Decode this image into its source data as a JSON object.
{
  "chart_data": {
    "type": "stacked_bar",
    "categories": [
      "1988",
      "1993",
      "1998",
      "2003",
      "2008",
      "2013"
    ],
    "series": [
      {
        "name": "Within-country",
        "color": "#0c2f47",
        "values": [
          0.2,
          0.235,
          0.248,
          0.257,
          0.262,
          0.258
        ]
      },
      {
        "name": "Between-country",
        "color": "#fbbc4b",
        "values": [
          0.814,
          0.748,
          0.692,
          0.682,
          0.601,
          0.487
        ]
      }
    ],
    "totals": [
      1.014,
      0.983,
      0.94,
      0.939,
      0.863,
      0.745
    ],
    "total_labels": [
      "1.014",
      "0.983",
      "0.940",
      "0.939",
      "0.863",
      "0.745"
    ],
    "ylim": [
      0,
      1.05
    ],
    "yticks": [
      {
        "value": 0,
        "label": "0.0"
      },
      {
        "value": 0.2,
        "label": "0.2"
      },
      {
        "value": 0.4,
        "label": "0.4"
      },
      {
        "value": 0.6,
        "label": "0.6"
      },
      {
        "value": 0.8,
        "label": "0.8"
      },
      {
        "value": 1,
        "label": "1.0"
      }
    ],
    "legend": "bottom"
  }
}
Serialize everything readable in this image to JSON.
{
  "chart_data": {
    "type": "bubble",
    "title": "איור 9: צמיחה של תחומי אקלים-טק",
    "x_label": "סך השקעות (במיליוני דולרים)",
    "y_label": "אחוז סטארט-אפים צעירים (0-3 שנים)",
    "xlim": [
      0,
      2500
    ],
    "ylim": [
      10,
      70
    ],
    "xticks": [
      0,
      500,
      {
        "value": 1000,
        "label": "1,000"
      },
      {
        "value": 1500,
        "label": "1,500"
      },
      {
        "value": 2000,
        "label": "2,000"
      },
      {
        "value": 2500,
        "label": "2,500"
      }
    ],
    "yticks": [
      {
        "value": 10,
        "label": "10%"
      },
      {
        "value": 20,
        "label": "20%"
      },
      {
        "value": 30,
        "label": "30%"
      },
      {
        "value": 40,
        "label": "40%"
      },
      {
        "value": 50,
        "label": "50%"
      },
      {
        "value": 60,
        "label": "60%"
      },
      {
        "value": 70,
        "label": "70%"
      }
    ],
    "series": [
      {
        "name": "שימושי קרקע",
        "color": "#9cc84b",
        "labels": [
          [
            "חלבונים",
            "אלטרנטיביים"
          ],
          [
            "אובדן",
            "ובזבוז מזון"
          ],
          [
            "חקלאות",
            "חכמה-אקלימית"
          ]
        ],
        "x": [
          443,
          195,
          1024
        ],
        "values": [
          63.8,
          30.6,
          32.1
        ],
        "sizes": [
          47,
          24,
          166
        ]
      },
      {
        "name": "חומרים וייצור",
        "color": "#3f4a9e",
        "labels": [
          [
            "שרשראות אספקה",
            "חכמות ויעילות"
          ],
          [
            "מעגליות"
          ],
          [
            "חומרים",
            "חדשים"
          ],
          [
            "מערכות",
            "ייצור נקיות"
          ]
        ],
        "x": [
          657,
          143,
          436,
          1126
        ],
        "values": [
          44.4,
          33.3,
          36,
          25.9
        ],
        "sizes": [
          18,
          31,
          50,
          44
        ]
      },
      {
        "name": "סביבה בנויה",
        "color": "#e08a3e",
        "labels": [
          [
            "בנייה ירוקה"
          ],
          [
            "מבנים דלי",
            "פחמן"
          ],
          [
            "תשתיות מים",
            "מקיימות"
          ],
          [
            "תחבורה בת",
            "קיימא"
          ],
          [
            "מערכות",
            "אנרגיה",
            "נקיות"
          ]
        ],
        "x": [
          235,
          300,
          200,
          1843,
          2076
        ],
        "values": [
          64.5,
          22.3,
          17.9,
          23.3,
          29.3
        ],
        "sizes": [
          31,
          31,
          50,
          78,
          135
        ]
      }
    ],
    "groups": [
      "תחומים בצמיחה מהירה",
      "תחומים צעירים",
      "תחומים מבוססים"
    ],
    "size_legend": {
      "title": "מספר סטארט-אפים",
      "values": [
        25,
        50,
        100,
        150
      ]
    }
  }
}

* Task brief: Filter the entries above down to the lines containing the word "color".

* Reply to the task:
        "color": "#0c2f47",
        "color": "#fbbc4b",
        "color": "#9cc84b",
        "color": "#3f4a9e",
        "color": "#e08a3e",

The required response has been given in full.